[SHORT TASK] Count every line that holds the string "cout", then give that number alone.
========
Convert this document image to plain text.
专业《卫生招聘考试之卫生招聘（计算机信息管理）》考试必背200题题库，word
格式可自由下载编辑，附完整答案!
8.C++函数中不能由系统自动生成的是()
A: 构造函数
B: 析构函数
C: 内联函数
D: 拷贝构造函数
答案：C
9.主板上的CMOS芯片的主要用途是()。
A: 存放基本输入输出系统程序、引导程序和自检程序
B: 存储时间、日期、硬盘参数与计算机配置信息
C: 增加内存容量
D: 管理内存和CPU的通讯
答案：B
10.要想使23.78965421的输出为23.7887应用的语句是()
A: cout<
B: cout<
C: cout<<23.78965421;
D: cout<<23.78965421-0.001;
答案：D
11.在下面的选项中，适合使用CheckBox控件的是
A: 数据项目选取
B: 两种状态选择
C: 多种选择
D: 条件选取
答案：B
========
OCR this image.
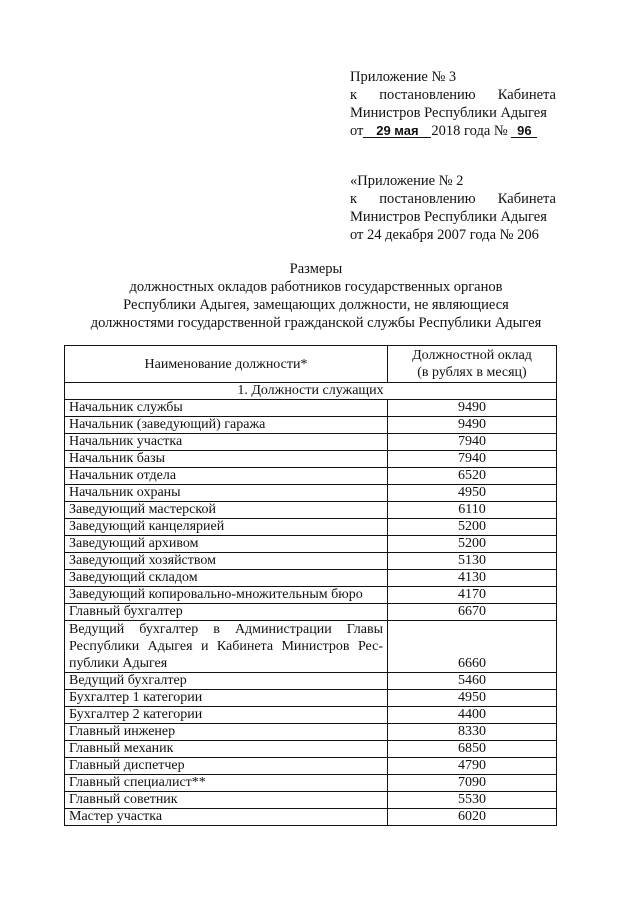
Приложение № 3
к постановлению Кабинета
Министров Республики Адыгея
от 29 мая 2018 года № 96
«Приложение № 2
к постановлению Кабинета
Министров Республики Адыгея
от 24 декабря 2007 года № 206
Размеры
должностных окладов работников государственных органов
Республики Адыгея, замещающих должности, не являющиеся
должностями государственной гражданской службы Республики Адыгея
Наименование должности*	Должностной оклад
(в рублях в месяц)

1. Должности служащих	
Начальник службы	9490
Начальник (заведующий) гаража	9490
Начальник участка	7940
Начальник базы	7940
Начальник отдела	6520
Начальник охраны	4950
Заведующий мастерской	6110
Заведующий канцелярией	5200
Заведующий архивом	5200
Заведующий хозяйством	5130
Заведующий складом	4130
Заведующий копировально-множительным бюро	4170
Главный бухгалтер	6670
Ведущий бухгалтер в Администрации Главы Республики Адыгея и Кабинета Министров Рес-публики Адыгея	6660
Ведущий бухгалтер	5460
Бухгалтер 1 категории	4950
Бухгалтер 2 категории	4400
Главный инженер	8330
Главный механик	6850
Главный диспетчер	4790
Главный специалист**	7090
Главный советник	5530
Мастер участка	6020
========
[OUTPUT FOR THIS EXERCISE] 4